REQUIREMENTS: Take every line where the string "настроить" appears and copy it.

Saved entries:
++++++++++++++++++++

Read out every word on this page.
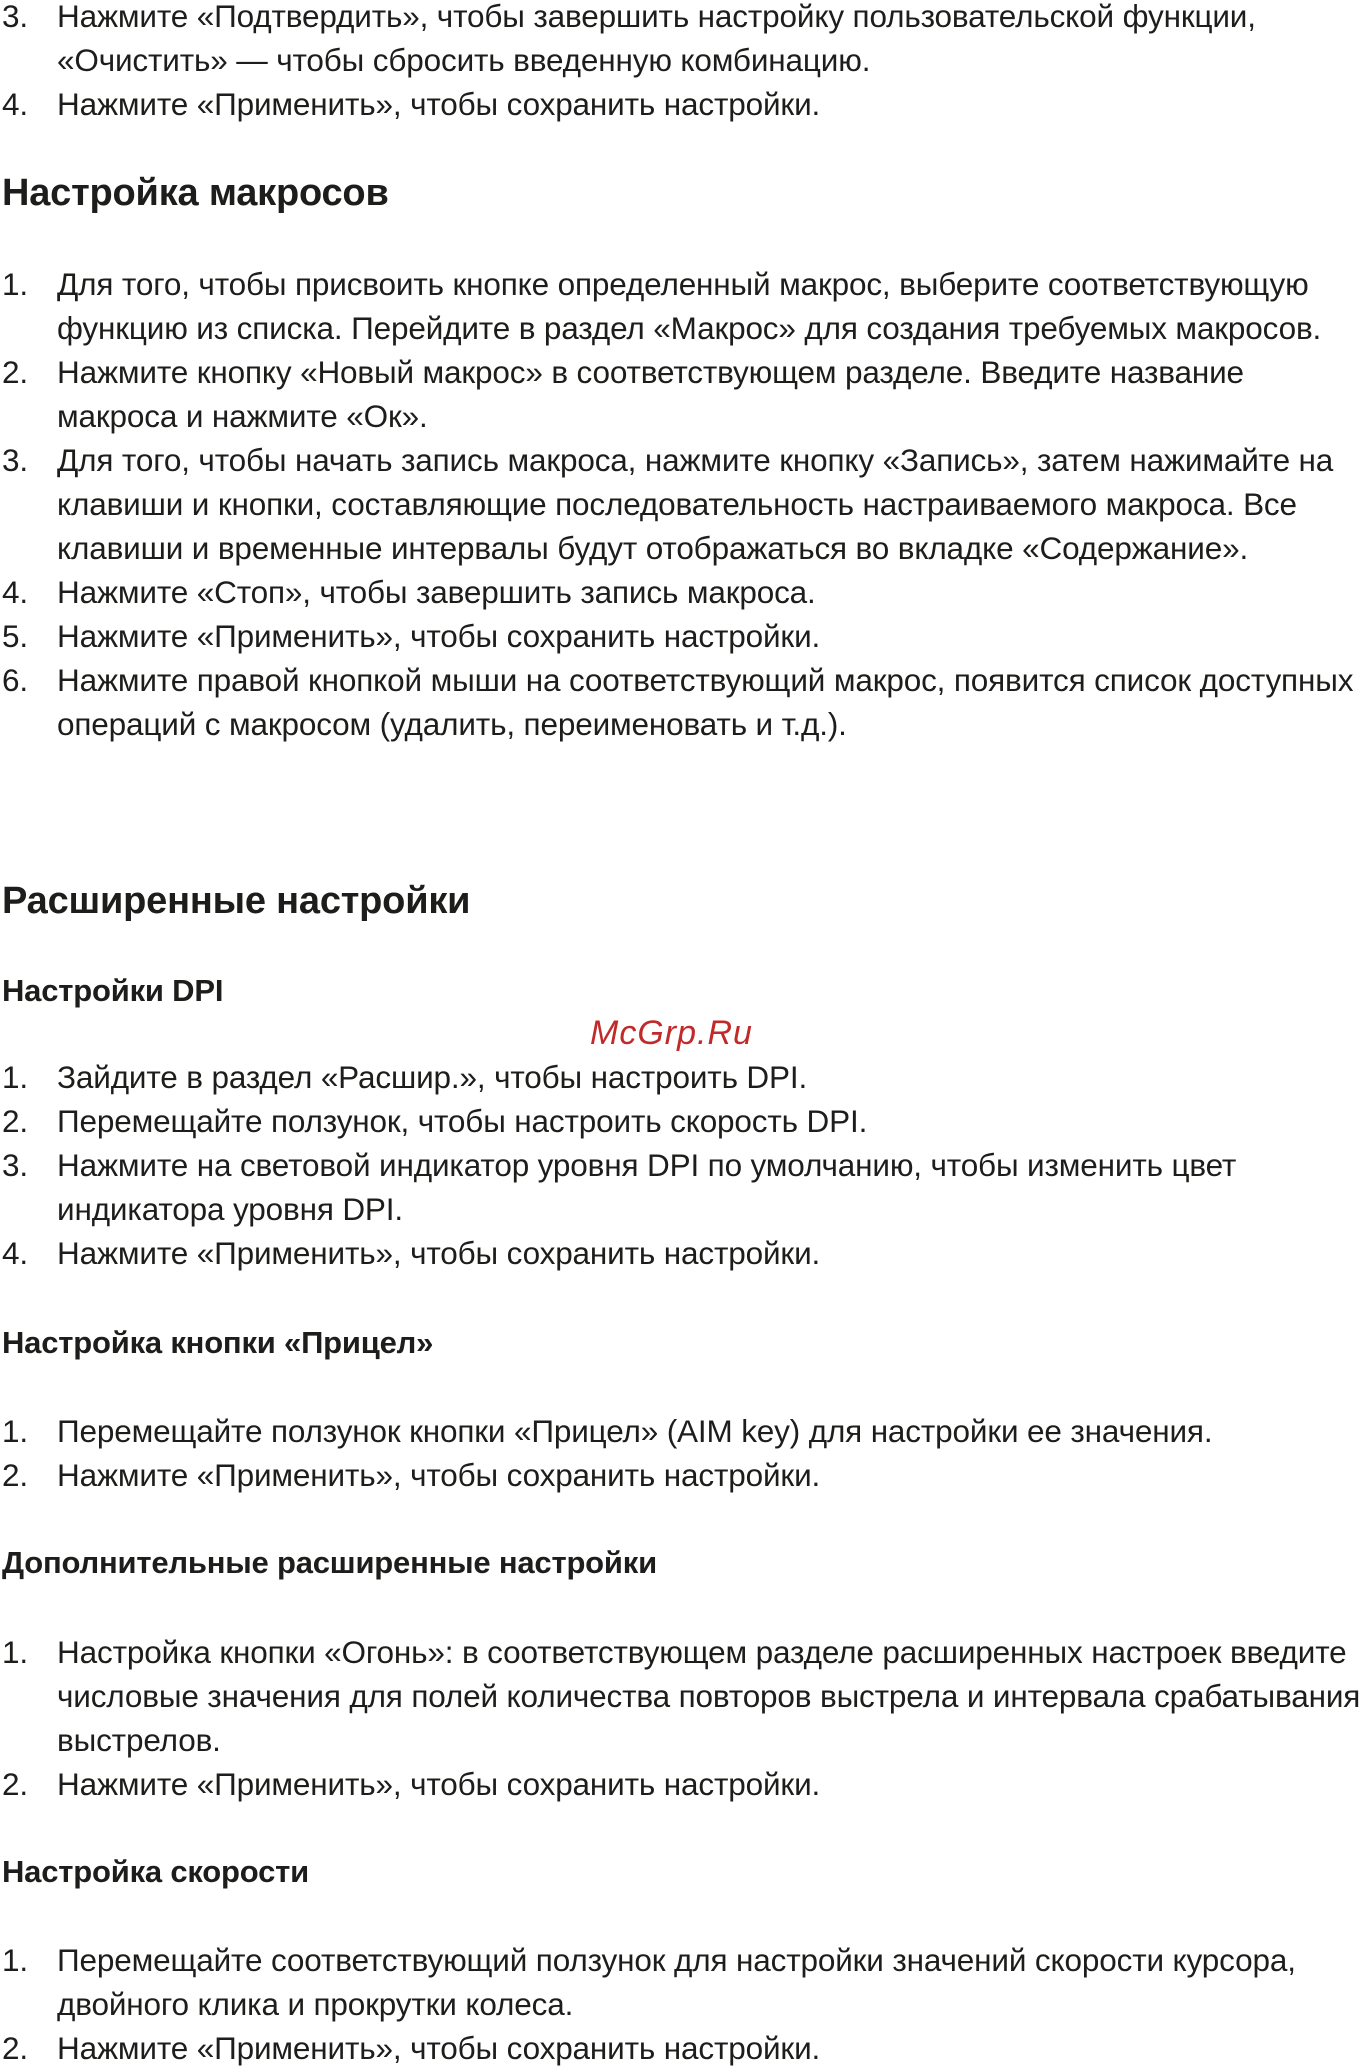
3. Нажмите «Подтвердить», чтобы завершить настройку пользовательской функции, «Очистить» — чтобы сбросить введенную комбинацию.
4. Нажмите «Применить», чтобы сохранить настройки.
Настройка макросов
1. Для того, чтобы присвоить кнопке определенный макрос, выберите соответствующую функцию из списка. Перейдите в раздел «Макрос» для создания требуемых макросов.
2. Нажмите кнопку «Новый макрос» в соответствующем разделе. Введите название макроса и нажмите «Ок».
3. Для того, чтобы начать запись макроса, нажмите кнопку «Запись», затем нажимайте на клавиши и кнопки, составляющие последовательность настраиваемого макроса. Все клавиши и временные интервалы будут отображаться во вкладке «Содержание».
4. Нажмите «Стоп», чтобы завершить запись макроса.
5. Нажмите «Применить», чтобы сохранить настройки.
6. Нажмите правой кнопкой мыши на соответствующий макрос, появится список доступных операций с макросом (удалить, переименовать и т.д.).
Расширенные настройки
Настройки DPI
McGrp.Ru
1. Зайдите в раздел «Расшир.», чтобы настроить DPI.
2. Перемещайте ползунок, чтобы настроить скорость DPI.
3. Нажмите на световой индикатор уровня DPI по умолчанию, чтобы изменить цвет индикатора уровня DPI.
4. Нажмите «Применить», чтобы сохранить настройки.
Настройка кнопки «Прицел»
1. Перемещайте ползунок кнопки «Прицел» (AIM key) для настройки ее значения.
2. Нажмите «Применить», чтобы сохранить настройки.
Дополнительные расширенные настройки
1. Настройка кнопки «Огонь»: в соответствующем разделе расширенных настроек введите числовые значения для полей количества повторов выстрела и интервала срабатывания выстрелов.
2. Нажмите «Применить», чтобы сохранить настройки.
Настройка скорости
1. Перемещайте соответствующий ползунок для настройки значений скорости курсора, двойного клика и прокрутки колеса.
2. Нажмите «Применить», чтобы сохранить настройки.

++++++++++++++++++++

RESULT OF THE EXERCISE:
1. Зайдите в раздел «Расшир.», чтобы настроить DPI.
2. Перемещайте ползунок, чтобы настроить скорость DPI.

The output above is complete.